----- Data extract

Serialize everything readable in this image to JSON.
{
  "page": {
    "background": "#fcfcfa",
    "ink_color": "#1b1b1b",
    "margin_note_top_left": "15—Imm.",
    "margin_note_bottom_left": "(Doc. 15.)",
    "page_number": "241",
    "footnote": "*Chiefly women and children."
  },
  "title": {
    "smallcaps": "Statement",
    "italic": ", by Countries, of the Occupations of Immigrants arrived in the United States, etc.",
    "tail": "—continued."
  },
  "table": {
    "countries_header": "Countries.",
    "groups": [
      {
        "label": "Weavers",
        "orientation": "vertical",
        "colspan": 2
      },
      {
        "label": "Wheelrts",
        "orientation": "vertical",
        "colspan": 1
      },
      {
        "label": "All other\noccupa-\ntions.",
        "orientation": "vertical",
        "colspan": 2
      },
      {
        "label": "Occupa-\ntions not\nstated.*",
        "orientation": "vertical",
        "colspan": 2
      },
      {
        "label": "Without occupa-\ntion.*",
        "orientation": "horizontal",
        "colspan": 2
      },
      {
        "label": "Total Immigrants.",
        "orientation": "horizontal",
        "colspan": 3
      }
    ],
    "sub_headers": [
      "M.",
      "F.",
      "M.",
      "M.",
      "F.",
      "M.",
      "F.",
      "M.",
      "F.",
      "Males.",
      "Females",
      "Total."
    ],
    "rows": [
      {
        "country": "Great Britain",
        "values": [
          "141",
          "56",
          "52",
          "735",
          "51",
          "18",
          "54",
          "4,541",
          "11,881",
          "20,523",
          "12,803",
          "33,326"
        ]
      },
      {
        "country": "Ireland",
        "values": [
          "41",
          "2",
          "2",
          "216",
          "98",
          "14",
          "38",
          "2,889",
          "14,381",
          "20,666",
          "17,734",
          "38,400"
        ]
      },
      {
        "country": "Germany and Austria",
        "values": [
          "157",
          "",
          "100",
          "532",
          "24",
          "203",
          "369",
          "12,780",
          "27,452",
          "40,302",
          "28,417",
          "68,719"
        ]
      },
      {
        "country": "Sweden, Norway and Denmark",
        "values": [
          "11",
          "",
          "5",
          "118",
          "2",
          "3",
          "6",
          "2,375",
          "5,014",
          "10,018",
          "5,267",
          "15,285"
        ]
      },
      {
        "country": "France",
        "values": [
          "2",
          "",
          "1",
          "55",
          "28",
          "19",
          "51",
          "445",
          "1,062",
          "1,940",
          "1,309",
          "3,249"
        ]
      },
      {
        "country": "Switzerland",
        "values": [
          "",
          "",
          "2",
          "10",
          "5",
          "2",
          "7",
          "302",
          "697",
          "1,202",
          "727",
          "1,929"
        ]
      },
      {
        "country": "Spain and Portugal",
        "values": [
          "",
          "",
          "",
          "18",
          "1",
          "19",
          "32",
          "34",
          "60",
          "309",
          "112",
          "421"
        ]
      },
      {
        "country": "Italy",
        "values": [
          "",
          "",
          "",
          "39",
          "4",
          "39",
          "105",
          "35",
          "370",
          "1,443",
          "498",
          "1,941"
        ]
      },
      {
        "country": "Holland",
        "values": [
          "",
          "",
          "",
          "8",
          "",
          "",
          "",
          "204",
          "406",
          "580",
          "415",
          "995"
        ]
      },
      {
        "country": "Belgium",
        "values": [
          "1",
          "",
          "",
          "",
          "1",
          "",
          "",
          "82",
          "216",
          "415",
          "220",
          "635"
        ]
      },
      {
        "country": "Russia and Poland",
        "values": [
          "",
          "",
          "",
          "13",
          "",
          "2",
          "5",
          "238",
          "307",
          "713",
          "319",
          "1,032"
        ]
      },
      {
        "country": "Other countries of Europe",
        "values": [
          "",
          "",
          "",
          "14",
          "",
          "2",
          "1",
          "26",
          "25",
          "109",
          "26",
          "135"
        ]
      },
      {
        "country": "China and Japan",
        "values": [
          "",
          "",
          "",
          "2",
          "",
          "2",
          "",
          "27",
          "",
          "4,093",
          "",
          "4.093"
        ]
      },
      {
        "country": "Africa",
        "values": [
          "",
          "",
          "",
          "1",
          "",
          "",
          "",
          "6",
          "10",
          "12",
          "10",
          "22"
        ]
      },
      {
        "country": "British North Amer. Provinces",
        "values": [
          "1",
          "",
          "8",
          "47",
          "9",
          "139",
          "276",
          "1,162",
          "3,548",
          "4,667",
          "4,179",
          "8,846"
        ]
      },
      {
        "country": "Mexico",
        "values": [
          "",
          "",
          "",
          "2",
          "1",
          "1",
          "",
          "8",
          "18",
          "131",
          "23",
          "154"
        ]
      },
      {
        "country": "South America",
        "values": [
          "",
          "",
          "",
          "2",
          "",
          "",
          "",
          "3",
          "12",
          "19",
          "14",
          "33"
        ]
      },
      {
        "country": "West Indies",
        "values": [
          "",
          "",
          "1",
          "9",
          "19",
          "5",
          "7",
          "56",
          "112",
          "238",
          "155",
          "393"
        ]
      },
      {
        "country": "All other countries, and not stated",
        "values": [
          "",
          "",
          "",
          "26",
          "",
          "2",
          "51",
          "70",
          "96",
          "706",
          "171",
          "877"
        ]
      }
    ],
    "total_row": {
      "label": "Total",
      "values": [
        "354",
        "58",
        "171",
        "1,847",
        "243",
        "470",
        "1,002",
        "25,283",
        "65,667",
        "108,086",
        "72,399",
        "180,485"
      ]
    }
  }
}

----------

● **Exercise**
Among the lines of the data above, determine how many contain the word "ntions". Report the number alone.

● **Expected output**
2